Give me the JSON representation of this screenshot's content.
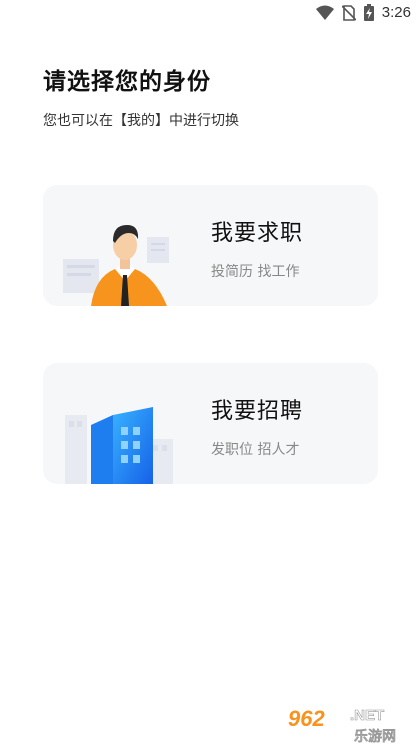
{
  "status_bar": {
    "time": "3:26",
    "icons": [
      "wifi-icon",
      "no-sim-icon",
      "battery-charging-icon"
    ]
  },
  "header": {
    "title": "请选择您的身份",
    "subtitle": "您也可以在【我的】中进行切换"
  },
  "cards": [
    {
      "title": "我要求职",
      "desc": "投简历 找工作",
      "illustration": "job-seeker-icon"
    },
    {
      "title": "我要招聘",
      "desc": "发职位 招人才",
      "illustration": "office-building-icon"
    }
  ],
  "watermark": {
    "main": "962",
    "suffix": ".NET",
    "sub": "乐游网"
  },
  "colors": {
    "card_bg": "#f6f7f9",
    "shirt_orange": "#f7941d",
    "building_blue": "#1e90ff",
    "watermark_orange": "#f7931e"
  }
}
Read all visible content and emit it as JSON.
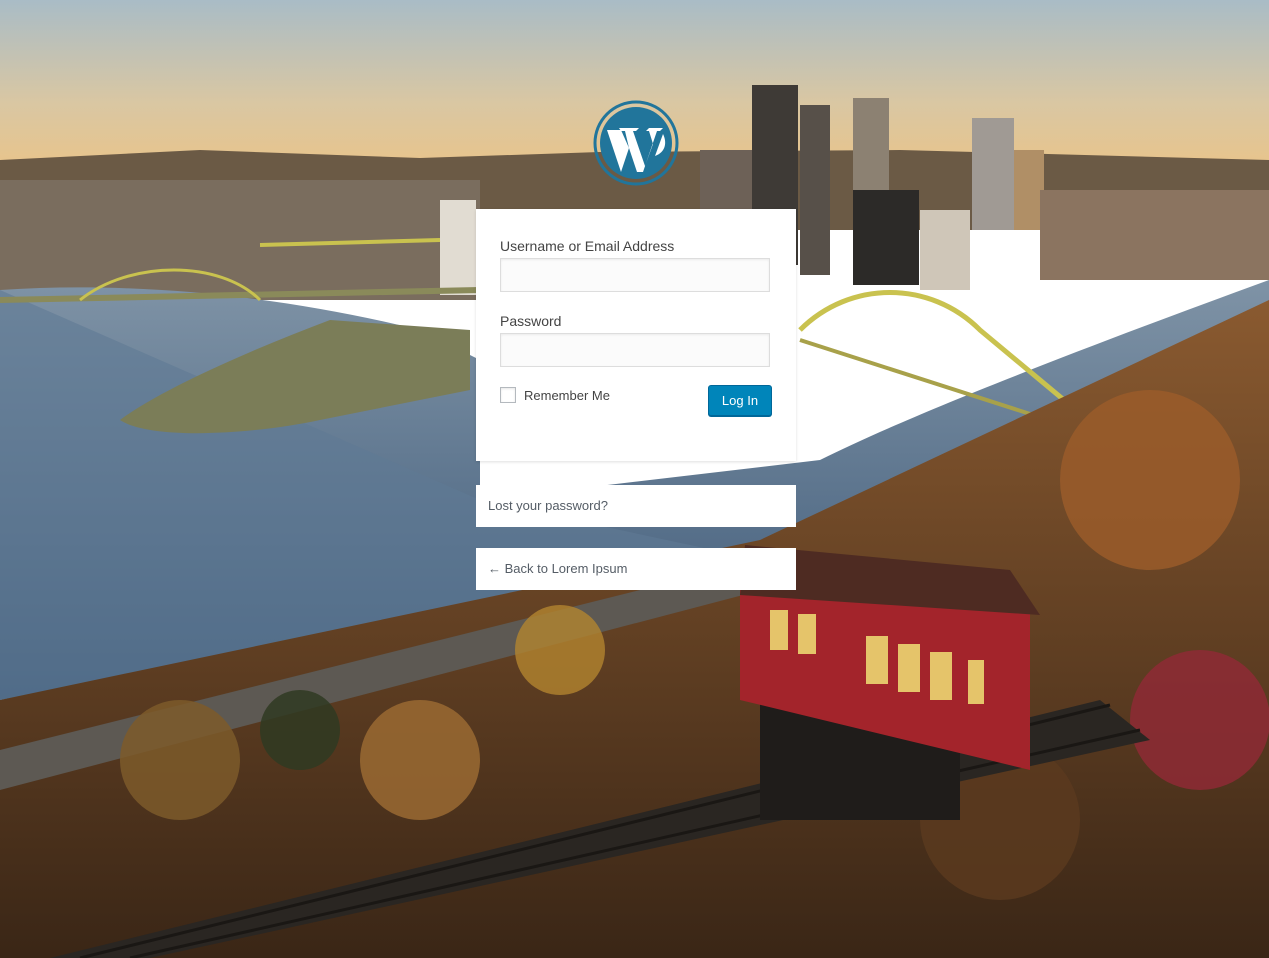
{
  "login_form": {
    "username_label": "Username or Email Address",
    "username_value": "",
    "password_label": "Password",
    "password_value": "",
    "remember_label": "Remember Me",
    "login_button": "Log In"
  },
  "links": {
    "lost_password": "Lost your password?",
    "back_to_site": "← Back to Lorem Ipsum"
  },
  "colors": {
    "primary_button": "#0085ba",
    "logo": "#21759b"
  },
  "icons": {
    "logo": "wordpress-logo-icon"
  }
}
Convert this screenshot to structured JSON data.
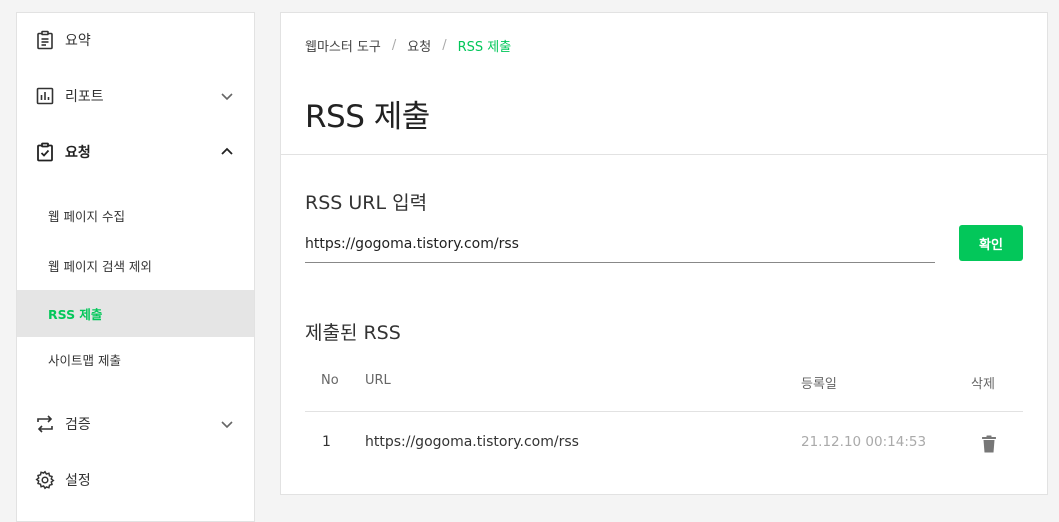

········

Repeat the records above verbatim, with no pictures in the result.

Written response:
Give me the JSON representation of this screenshot's content.
{
  "status_bar": {
    "time": "3:26",
    "icons": [
      "wifi-icon",
      "no-sim-icon",
      "battery-charging-icon"
    ]
  },
  "header": {
    "title": "请选择您的身份",
    "subtitle": "您也可以在【我的】中进行切换"
  },
  "cards": [
    {
      "title": "我要求职",
      "desc": "投简历 找工作",
      "illustration": "job-seeker-icon"
    },
    {
      "title": "我要招聘",
      "desc": "发职位 招人才",
      "illustration": "office-building-icon"
    }
  ],
  "watermark": {
    "main": "962",
    "suffix": ".NET",
    "sub": "乐游网"
  },
  "colors": {
    "card_bg": "#f6f7f9",
    "shirt_orange": "#f7941d",
    "building_blue": "#1e90ff",
    "watermark_orange": "#f7931e"
  }
}
Read all visible content and emit it as JSON.
{
  "login_form": {
    "username_label": "Username or Email Address",
    "username_value": "",
    "password_label": "Password",
    "password_value": "",
    "remember_label": "Remember Me",
    "login_button": "Log In"
  },
  "links": {
    "lost_password": "Lost your password?",
    "back_to_site": "← Back to Lorem Ipsum"
  },
  "colors": {
    "primary_button": "#0085ba",
    "logo": "#21759b"
  },
  "icons": {
    "logo": "wordpress-logo-icon"
  }
}
Convert this screenshot to structured JSON data.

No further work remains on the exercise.